Requirements ::
Extract each line holding the word "ESTT" from the entries.

Supplied entries ::

= = = = =

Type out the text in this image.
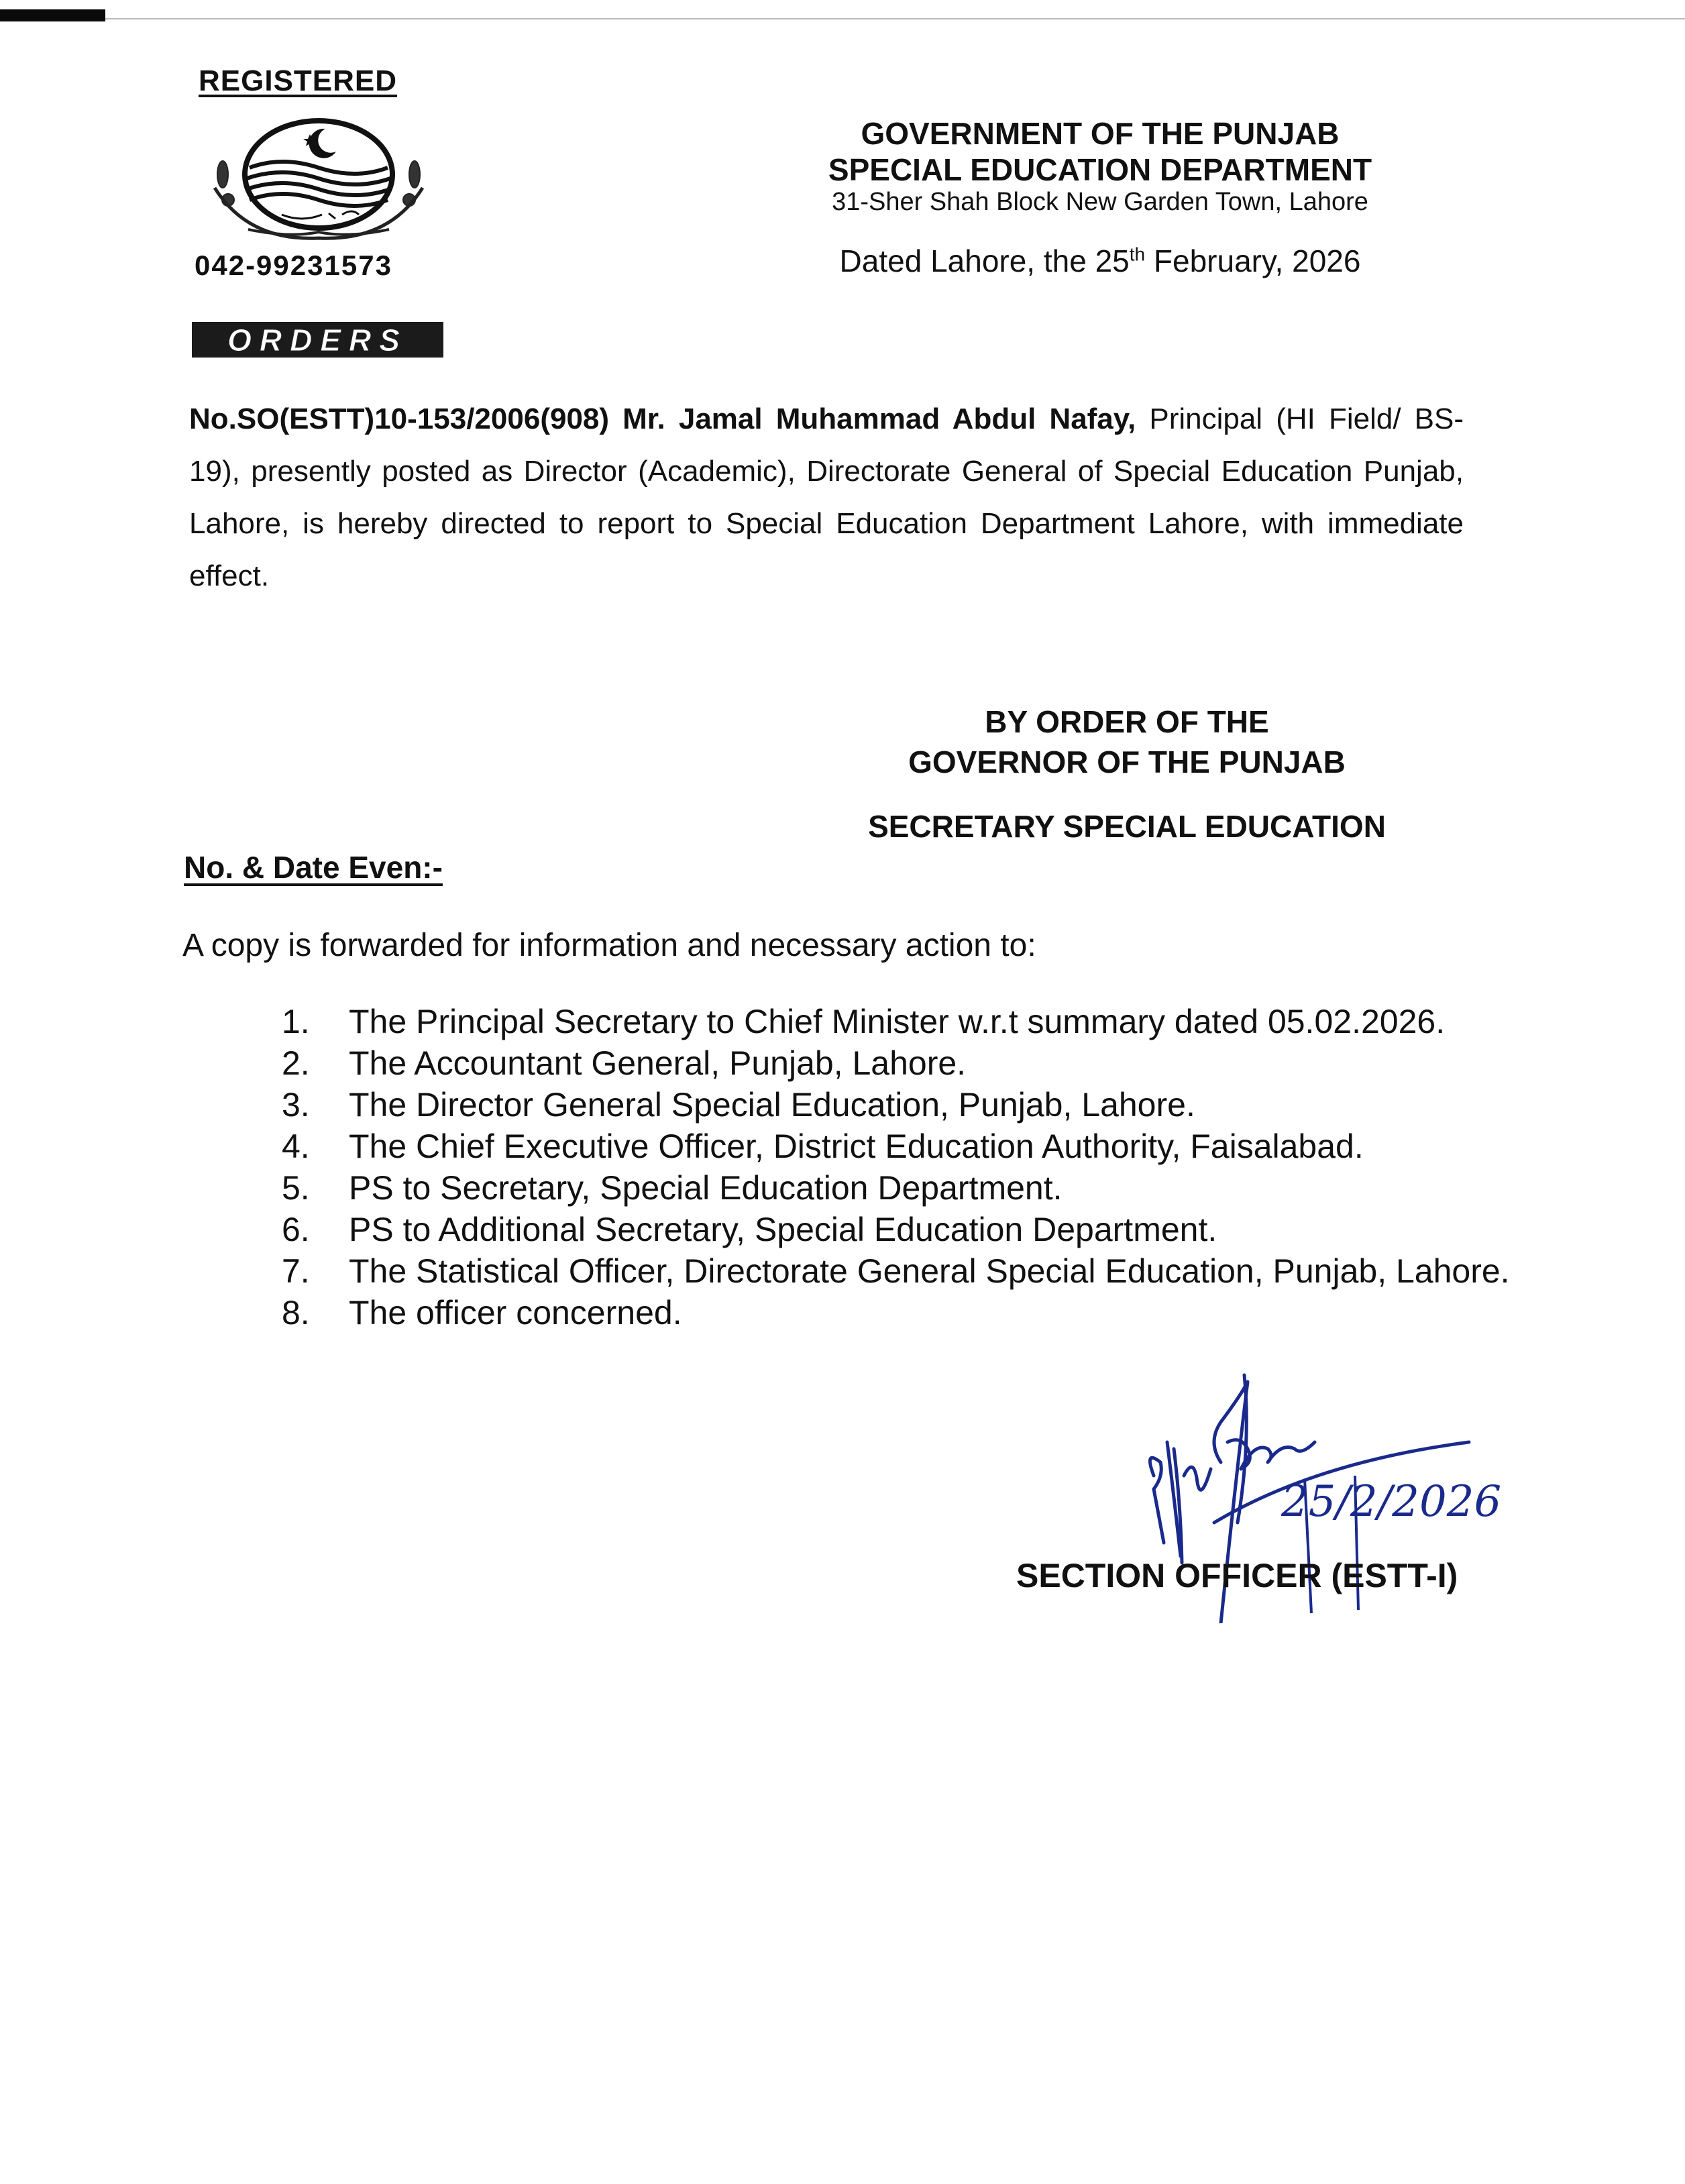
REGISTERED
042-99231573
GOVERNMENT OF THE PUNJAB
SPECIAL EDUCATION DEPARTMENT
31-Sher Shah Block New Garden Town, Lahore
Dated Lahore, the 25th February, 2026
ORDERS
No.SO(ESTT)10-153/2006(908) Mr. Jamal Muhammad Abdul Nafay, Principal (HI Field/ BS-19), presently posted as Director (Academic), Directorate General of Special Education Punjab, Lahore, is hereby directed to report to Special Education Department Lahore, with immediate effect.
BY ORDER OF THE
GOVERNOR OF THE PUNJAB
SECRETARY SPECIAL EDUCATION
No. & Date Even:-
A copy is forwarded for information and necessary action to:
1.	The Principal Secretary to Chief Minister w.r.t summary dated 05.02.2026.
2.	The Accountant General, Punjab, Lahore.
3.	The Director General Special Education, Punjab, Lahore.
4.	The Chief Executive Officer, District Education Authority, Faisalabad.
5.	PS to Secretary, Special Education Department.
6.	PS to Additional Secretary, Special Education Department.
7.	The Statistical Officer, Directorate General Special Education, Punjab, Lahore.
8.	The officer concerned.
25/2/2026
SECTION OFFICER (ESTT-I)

= = = = =

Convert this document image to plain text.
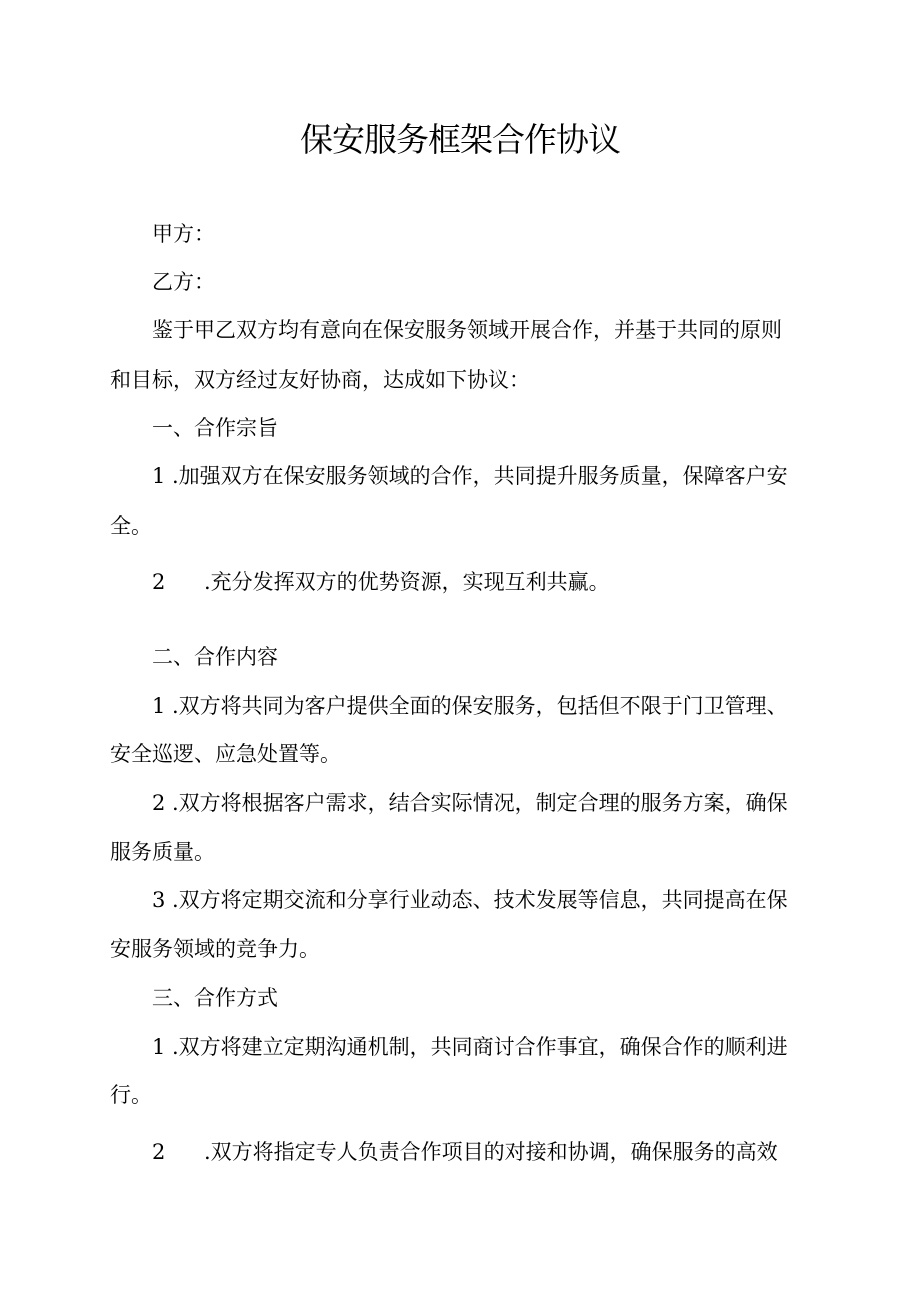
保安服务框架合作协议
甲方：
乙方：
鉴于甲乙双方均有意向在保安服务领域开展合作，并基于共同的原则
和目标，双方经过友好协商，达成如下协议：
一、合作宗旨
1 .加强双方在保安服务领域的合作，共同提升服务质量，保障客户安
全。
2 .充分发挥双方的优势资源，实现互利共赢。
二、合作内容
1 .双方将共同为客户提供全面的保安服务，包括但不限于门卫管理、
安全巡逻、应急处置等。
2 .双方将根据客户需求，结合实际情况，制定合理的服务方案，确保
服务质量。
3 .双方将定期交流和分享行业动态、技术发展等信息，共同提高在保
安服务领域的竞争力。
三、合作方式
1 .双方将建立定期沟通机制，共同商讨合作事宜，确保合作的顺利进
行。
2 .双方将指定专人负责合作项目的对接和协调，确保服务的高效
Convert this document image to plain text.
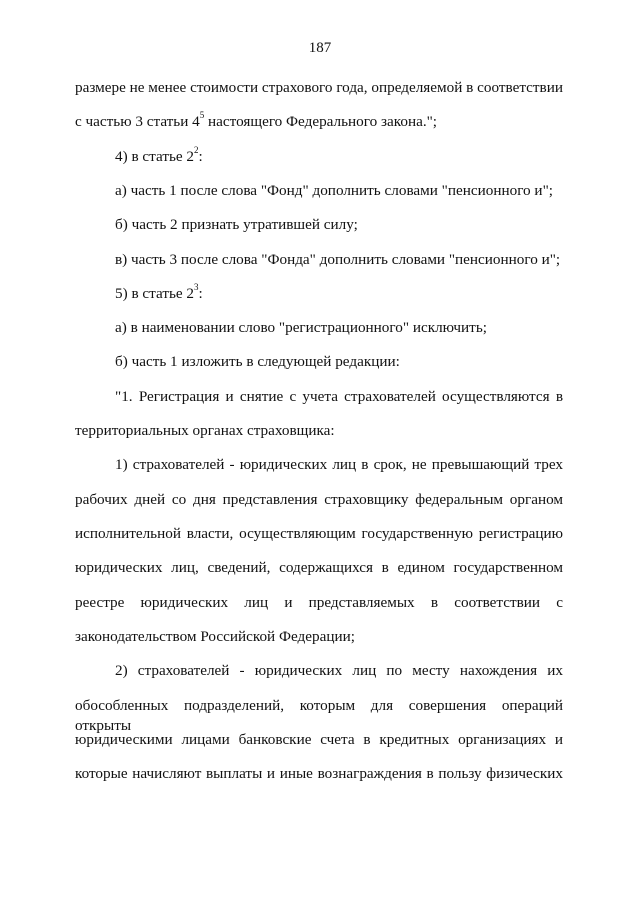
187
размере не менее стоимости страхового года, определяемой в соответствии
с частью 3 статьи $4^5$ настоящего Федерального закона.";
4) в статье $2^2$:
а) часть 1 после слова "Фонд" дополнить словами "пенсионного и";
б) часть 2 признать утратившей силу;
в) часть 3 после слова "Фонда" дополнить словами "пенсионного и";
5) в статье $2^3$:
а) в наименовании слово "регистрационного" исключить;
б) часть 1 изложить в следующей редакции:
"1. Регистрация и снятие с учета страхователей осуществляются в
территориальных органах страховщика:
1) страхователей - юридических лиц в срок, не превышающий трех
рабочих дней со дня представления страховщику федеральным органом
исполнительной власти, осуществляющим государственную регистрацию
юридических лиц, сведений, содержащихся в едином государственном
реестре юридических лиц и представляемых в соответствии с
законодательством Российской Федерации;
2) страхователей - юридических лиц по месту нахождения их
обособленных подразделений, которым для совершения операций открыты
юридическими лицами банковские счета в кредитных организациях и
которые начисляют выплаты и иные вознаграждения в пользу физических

= = = = =

Reply ::
No.SO(ESTT)10-153/2006(908) Mr. Jamal Muhammad Abdul Nafay, Principal (HI Field/ BS-19), presently posted as Director (Academic), Directorate General of Special Education Punjab, Lahore, is hereby directed to report to Special Education Department Lahore, with immediate effect.
SECTION OFFICER (ESTT-I)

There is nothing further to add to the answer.